All of the records below should be output exactly.

Entries with figure data:
------------------------------------------------------------------------
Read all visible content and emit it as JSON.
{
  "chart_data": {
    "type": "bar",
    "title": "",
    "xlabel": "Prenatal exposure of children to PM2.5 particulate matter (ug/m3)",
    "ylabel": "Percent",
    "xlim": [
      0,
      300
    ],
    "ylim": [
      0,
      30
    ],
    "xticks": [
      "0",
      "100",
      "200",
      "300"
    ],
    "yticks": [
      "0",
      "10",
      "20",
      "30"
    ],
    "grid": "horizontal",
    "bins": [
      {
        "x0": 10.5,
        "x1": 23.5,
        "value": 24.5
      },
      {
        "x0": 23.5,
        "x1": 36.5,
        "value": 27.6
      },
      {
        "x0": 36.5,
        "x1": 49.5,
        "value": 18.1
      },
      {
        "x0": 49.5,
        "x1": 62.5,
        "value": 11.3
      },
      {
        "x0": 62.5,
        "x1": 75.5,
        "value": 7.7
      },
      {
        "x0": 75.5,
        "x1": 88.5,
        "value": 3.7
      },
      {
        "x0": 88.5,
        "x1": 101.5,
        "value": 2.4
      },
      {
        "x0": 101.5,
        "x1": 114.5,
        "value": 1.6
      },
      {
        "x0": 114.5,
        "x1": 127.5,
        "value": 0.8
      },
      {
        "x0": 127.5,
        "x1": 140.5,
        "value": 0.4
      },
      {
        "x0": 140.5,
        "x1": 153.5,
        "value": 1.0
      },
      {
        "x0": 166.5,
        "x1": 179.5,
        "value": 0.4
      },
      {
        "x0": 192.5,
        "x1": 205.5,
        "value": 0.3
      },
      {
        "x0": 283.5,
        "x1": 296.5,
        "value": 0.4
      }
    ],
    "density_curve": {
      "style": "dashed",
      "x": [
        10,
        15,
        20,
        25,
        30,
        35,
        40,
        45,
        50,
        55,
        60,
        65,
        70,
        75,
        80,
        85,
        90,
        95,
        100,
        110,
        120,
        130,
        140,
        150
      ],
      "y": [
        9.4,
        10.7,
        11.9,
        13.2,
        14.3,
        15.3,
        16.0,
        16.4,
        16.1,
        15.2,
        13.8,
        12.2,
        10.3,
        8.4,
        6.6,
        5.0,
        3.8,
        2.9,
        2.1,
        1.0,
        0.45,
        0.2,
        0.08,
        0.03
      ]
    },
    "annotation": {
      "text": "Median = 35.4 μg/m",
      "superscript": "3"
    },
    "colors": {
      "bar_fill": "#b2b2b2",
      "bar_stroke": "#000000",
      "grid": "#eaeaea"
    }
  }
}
------------------------------------------------------------------------
ANSWER TO THIS PROBLEM:
Read all visible content and emit it as JSON.
{
  "chart_data": {
    "type": "bar",
    "title": "",
    "xlabel": "Prenatal exposure of children to PM2.5 particulate matter (ug/m3)",
    "ylabel": "Percent",
    "xlim": [
      0,
      300
    ],
    "ylim": [
      0,
      30
    ],
    "xticks": [
      "0",
      "100",
      "200",
      "300"
    ],
    "yticks": [
      "0",
      "10",
      "20",
      "30"
    ],
    "grid": "horizontal",
    "bins": [
      {
        "x0": 10.5,
        "x1": 23.5,
        "value": 24.5
      },
      {
        "x0": 23.5,
        "x1": 36.5,
        "value": 27.6
      },
      {
        "x0": 36.5,
        "x1": 49.5,
        "value": 18.1
      },
      {
        "x0": 49.5,
        "x1": 62.5,
        "value": 11.3
      },
      {
        "x0": 62.5,
        "x1": 75.5,
        "value": 7.7
      },
      {
        "x0": 75.5,
        "x1": 88.5,
        "value": 3.7
      },
      {
        "x0": 88.5,
        "x1": 101.5,
        "value": 2.4
      },
      {
        "x0": 101.5,
        "x1": 114.5,
        "value": 1.6
      },
      {
        "x0": 114.5,
        "x1": 127.5,
        "value": 0.8
      },
      {
        "x0": 127.5,
        "x1": 140.5,
        "value": 0.4
      },
      {
        "x0": 140.5,
        "x1": 153.5,
        "value": 1.0
      },
      {
        "x0": 166.5,
        "x1": 179.5,
        "value": 0.4
      },
      {
        "x0": 192.5,
        "x1": 205.5,
        "value": 0.3
      },
      {
        "x0": 283.5,
        "x1": 296.5,
        "value": 0.4
      }
    ],
    "density_curve": {
      "style": "dashed",
      "x": [
        10,
        15,
        20,
        25,
        30,
        35,
        40,
        45,
        50,
        55,
        60,
        65,
        70,
        75,
        80,
        85,
        90,
        95,
        100,
        110,
        120,
        130,
        140,
        150
      ],
      "y": [
        9.4,
        10.7,
        11.9,
        13.2,
        14.3,
        15.3,
        16.0,
        16.4,
        16.1,
        15.2,
        13.8,
        12.2,
        10.3,
        8.4,
        6.6,
        5.0,
        3.8,
        2.9,
        2.1,
        1.0,
        0.45,
        0.2,
        0.08,
        0.03
      ]
    },
    "annotation": {
      "text": "Median = 35.4 μg/m",
      "superscript": "3"
    },
    "colors": {
      "bar_fill": "#b2b2b2",
      "bar_stroke": "#000000",
      "grid": "#eaeaea"
    }
  }
}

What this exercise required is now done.